* _Text passage_
Open MPI logo

Open MPI User's Mailing List Archives

  |   Home   |   Support   |   FAQ   |   all Open MPI User's mailing list

Subject: Re: [OMPI users] OpenMPI 1.3.1 rpm build error
From: Jeff Squyres (jsquyres_at_[hidden])
Date: 2009-02-23 16:48:20


It would be interesting to see what happens with the 1.3 build.

It's hard to interpret the output of your user's test program without
knowing exactly what that printf means...

On Feb 23, 2009, at 4:44 PM, Jim Kusznir wrote:

> I haven't had time to do the openmpi build from the nightly yet, but
> my user has run some more tests and now has a simple program and
> algorithm to "break" openmpi. His notes:
>
> hey, just fyi, I can reproduce the error readily in a simple test case
> my "way to break mpi" is as follows: Master proc runs MPI_Send 1000
> times to each child, then waits for a "I got it" ack from each child.
> Each child receives 1000 numbers from the Master, then sends "I got
> it" to the master
> running this on 25 nodes causes it to break about 60% of the time
> interestingly, it usually breaks on the same process number each time
>
> ah. It looks like if I let it sit for about 5 minutes, sometimes it
> will work. From my log
> rank: 23 Mon Feb 23 13:29:44 2009 recieved 816
> rank: 23 Mon Feb 23 13:29:44 2009 recieved 817
> rank: 23 Mon Feb 23 13:29:44 2009 recieved 818
> rank: 23 Mon Feb 23 13:33:08 2009 recieved 819
> rank: 23 Mon Feb 23 13:33:08 2009 recieved 820
>
> Any thoughts on this problem?
> (this is the only reason I'm currently working on upgrading openmpi)
>
> --Jim
>
> On Fri, Feb 20, 2009 at 1:59 PM, Jeff Squyres <jsquyres_at_[hidden]>
> wrote:
>> There won't be an official SRPM until 1.3.1 is released.
>>
>> But to test if 1.3.1 is on-track to deliver a proper solution to
>> you, can
>> you try a nightly tarball, perhaps in conjunction with our
>> "buildrpm.sh"

* _Assigned task 1_
In the Open MPI mailing list message, on how many nodes did the user's test program break about 60% of the time?
* _Assigned task 2_
Translate this sentence from the Open MPI mailing list message into Spanish: "There won't be an official SRPM until 1.3.1 is released."
* _Assigned task 3_
Continue the Open MPI mailing list message from the point where it stops.
The entries that follow come from a separate source and are unrelated to the Open MPI mailing list message.

* _Data extracts_
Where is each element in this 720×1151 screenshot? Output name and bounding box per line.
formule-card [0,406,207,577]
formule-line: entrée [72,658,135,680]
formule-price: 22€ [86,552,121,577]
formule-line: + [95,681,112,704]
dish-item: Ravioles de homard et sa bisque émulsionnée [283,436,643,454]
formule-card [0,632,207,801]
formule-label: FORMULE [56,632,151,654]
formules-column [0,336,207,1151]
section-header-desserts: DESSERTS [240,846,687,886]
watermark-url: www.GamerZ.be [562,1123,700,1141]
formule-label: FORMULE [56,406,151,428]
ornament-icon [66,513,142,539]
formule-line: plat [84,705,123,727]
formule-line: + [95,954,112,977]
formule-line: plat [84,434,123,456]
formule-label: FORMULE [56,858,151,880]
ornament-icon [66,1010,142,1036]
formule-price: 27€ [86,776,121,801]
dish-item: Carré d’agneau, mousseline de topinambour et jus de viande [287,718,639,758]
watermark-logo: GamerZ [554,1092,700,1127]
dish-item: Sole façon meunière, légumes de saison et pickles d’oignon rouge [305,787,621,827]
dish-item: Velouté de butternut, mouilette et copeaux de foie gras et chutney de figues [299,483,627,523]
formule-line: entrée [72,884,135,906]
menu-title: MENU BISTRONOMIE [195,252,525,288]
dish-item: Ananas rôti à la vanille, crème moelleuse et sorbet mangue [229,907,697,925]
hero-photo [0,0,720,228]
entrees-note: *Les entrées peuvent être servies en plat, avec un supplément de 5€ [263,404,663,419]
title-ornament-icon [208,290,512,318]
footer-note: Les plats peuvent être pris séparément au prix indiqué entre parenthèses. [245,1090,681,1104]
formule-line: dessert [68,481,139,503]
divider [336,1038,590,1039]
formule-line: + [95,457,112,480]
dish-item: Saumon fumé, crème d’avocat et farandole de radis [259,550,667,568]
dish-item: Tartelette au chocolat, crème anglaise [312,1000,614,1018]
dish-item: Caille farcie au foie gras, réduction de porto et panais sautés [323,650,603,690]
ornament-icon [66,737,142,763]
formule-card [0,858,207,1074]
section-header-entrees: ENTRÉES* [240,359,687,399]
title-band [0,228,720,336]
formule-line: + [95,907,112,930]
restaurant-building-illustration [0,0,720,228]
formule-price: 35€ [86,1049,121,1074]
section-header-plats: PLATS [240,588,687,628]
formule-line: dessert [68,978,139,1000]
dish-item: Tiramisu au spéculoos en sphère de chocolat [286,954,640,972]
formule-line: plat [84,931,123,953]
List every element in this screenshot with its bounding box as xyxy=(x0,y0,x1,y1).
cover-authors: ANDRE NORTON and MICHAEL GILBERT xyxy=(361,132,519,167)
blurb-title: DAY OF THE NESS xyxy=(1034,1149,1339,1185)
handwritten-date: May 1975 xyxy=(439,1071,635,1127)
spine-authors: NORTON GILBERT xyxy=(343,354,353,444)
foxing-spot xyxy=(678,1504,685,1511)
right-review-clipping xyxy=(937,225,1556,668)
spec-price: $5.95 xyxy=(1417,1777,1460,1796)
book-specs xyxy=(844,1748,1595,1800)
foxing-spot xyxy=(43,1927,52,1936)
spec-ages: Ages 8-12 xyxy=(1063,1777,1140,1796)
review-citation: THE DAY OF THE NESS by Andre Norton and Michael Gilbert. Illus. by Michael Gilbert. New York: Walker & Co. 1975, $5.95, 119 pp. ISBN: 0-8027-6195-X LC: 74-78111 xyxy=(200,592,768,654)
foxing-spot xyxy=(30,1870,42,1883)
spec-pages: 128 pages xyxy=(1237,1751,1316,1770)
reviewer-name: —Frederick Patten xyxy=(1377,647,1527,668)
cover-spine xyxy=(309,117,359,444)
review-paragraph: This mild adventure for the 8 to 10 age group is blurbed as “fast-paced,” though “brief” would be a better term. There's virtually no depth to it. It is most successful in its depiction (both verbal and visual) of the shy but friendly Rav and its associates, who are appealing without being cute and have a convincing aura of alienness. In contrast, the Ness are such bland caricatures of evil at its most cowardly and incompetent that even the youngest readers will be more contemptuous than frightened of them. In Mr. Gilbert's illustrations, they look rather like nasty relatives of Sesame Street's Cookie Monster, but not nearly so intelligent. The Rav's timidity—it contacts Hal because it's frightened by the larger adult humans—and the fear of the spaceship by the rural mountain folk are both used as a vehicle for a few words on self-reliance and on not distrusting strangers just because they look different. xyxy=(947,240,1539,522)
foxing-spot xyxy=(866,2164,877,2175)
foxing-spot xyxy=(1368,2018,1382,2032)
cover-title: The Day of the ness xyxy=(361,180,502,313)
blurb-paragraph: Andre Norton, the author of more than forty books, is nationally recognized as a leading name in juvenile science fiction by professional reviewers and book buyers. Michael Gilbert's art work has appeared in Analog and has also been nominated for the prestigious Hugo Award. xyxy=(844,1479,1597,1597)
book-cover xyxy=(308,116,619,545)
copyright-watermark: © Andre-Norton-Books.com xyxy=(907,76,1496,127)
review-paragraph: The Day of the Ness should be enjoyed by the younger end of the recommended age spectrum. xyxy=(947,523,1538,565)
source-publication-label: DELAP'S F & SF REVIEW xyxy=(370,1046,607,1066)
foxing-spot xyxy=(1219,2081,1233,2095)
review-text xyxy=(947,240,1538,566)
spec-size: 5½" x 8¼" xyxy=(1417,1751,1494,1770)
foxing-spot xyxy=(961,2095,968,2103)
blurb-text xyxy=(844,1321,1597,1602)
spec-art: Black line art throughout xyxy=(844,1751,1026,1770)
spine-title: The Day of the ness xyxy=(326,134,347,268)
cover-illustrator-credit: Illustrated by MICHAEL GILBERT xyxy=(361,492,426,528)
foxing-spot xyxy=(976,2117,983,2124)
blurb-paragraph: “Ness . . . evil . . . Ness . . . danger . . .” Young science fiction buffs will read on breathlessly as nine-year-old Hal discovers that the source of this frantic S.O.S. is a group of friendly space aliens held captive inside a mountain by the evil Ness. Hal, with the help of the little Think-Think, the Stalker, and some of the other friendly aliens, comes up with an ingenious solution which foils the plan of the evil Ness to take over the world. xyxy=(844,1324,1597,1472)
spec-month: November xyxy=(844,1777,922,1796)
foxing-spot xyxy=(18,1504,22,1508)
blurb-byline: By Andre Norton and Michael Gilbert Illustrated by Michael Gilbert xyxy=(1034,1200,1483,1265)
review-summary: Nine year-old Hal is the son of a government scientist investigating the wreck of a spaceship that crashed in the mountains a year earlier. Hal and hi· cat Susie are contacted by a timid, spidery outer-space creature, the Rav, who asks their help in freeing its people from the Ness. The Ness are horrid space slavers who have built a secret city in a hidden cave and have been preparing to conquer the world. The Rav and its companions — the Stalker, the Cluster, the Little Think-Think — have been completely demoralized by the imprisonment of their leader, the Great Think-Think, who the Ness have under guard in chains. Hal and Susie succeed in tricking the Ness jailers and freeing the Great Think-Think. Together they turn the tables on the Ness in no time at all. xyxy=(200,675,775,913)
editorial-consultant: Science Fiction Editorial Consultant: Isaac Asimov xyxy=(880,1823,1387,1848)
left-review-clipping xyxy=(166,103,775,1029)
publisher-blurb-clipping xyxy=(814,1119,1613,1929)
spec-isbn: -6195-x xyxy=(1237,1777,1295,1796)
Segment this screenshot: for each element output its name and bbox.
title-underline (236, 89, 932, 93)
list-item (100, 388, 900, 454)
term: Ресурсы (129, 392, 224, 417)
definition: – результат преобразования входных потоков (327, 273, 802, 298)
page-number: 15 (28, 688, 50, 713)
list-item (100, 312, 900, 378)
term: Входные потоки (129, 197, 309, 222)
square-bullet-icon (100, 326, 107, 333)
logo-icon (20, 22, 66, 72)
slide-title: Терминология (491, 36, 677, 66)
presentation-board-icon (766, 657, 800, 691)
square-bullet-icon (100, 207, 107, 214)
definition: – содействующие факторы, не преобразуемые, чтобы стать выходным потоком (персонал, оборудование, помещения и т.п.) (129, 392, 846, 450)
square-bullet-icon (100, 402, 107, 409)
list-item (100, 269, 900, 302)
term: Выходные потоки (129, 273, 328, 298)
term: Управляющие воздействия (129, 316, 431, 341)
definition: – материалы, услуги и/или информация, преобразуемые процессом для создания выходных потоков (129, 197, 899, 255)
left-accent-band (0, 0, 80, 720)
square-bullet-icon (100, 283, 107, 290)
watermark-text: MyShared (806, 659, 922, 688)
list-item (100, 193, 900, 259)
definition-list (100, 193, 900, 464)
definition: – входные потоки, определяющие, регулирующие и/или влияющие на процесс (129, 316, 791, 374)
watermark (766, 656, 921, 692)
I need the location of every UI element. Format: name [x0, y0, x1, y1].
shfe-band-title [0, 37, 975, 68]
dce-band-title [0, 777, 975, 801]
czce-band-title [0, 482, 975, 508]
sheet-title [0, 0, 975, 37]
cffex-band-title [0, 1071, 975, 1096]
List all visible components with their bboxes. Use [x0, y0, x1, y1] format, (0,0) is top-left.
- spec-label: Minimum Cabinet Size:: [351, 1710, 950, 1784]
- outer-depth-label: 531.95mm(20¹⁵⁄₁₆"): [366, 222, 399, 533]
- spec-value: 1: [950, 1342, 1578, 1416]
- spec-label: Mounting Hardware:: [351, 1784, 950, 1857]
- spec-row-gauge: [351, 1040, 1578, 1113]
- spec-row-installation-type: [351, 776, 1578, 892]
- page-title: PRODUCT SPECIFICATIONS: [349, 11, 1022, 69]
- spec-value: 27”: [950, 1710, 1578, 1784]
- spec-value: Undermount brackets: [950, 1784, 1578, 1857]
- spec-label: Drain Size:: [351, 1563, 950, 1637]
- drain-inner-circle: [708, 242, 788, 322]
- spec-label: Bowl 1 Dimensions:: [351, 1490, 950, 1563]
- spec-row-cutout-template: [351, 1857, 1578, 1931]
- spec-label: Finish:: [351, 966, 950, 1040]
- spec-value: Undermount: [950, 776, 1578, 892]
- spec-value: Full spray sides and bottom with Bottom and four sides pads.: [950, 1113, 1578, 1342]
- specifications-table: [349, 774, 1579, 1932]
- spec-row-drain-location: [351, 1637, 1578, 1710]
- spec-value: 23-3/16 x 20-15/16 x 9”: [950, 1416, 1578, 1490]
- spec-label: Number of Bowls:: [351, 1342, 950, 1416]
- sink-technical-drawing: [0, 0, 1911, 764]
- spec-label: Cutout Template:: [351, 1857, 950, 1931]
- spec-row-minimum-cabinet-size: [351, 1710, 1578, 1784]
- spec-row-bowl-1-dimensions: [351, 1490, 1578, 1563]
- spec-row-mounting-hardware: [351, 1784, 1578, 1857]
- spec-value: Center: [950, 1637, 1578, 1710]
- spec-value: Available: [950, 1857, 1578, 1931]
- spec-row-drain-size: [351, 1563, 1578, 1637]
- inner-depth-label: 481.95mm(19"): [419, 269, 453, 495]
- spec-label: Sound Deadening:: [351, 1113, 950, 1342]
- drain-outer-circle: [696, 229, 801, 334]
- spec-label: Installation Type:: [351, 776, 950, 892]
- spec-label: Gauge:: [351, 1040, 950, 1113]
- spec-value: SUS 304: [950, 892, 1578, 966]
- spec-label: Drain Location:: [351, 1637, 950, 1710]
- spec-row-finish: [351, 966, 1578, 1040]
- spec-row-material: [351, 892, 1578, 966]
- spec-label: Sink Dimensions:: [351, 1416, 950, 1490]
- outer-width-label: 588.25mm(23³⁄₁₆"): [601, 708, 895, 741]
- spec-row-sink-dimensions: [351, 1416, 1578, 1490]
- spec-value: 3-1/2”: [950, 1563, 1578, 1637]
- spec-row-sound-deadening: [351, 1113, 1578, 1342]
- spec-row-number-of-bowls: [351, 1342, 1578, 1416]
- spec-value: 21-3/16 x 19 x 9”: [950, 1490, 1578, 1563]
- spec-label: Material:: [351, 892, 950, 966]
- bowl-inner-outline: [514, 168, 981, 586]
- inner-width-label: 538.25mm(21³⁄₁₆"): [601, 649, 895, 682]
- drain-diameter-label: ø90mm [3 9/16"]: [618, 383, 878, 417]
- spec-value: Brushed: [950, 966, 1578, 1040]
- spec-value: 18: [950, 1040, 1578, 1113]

* _Exercise result 1_
25 nodes.

* _Exercise result 2_
No habrá un SRPM oficial hasta que se publique la versión 1.3.1.

* _Exercise result 3_
>> script?
>>
>>
>> https://svn.open-mpi.org/source/xref/ompi_1.3/contrib/dist/linux/buildrpm.sh
>>
>> It should build a trivial SRPM for you from the tarball. You'll
>> likely need
>> to get the specfile, too, and put it in the same dir as
>> buildrpm.sh. The
>> specfile is in the same SVN directory:
>>
>>
>> https://svn.open-mpi.org/source/xref/ompi_1.3/contrib/dist/linux/openmpi.spec
>>
>>
>>
>> On Feb 20, 2009, at 3:51 PM, Jim Kusznir wrote:
>>
>>> As long as I can still build the rpm for it and install it via rpm.
>>> I'm running it on a ROCKS cluster, so it needs to be an RPM to get
>>> pushed out to the compute nodes.
>>>
>>> --Jim
>>>
>>> On Fri, Feb 20, 2009 at 11:30 AM, Jeff Squyres
>>> <jsquyres_at_[hidden]> wrote:
>>>>
>>>> On Feb 20, 2009, at 2:20 PM, Jim Kusznir wrote:
>>>>
>>>>> I just went to www.open-mpi.org, went to download, then source
>>>>> rpm.
>>>>> Looks like it was actually 1.3-1. Here's the src.rpm that I
>>>>> pulled
>>>>> in:
>>>>>
>>>>>
>>>>> http://www.open-mpi.org/software/ompi/v1.3/downloads/openmpi-1.3-1.src.rpm
>>>>
>>>> Ah, gotcha. Yes, that's 1.3.0, SRPM version 1. We didn't make
>>>> up this
>>>> nomenclature. :-(
>>>>
>>>>> The reason for this upgrade is it seems a user found some bug
>>>>> that may
>>>>> be in the OpenMPI code that results in occasionally an MPI_Send()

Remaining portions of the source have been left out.